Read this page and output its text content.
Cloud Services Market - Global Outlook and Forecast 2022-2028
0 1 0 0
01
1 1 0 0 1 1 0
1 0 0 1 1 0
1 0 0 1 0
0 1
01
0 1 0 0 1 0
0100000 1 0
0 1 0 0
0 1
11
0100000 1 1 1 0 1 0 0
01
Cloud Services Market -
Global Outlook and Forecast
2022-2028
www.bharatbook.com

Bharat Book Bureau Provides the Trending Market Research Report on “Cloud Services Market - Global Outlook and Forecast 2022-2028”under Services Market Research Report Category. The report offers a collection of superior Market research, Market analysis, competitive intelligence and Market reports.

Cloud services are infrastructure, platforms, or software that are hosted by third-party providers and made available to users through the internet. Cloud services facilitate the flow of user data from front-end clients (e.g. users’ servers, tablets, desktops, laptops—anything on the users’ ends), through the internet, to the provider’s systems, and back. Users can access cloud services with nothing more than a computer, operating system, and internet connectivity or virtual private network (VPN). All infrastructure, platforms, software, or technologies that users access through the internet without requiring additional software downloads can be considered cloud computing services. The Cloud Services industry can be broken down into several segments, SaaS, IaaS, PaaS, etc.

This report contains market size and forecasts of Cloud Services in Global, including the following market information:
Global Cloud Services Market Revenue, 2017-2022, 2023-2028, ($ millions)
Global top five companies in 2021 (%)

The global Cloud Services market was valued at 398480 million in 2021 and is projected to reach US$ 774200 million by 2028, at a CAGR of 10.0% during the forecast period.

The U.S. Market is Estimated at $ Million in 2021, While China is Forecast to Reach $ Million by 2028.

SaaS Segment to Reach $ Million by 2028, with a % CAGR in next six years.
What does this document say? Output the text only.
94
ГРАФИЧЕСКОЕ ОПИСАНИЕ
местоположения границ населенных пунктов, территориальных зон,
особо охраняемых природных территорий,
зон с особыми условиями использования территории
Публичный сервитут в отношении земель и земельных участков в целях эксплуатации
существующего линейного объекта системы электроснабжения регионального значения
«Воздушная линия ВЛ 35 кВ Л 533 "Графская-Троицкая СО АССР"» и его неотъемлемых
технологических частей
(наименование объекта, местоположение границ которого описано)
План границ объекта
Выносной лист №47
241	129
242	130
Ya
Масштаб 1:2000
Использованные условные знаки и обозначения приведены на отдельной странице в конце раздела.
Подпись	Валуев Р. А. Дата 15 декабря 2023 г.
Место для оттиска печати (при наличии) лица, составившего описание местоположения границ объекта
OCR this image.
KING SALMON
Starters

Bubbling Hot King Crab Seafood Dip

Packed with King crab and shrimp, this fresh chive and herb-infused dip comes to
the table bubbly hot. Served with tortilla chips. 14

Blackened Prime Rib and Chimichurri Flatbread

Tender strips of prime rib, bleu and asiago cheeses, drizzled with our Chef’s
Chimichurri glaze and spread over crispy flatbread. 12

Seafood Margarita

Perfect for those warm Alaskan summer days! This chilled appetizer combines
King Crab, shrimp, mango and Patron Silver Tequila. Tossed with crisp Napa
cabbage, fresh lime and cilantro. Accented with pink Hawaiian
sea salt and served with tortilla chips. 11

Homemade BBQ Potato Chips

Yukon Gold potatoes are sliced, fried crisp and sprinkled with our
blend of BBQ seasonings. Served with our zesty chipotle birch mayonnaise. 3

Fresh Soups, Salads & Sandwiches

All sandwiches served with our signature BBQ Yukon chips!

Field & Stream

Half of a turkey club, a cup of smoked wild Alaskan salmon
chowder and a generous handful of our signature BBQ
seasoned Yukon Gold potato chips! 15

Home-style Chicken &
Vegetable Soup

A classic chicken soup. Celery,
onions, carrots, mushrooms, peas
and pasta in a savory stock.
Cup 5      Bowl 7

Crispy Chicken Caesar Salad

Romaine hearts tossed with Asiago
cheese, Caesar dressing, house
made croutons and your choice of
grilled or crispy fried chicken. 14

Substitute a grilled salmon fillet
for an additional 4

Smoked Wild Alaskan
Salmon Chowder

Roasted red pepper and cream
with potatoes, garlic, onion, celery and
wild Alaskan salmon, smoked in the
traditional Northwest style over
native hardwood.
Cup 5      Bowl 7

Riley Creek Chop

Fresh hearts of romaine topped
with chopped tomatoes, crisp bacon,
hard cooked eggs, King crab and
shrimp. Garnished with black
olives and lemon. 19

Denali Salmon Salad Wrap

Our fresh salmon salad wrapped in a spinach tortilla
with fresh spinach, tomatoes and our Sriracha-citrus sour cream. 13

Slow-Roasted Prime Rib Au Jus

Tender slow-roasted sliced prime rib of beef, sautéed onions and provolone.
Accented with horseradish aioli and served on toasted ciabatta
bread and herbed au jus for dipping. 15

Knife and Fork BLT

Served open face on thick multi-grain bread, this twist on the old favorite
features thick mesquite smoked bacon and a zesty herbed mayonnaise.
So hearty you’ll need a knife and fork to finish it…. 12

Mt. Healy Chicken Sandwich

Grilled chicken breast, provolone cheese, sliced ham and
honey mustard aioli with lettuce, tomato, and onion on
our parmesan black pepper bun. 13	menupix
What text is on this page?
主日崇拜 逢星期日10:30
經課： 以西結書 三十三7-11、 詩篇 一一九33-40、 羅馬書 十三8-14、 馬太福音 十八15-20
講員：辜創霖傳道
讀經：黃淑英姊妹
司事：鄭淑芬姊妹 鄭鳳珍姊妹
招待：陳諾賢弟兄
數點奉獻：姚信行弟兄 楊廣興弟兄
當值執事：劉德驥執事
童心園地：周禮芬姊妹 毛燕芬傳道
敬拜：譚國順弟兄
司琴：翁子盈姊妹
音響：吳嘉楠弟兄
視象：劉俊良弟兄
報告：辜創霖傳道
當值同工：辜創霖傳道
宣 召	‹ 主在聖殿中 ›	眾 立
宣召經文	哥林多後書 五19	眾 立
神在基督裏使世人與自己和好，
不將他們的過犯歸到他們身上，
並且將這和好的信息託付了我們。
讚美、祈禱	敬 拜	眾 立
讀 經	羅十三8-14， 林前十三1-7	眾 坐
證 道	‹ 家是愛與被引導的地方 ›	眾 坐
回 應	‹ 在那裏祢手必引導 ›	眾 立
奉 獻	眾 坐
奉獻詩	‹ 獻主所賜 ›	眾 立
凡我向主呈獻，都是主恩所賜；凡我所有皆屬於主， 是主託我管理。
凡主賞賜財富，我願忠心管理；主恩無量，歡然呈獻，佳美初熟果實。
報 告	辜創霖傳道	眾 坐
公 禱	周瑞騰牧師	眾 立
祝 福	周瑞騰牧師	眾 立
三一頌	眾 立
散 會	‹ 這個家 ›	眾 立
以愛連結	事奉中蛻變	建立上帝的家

• _Your objective_
Give the number of lines in the entries that include the string "potatoes", and nothing more.

• _Task output_
2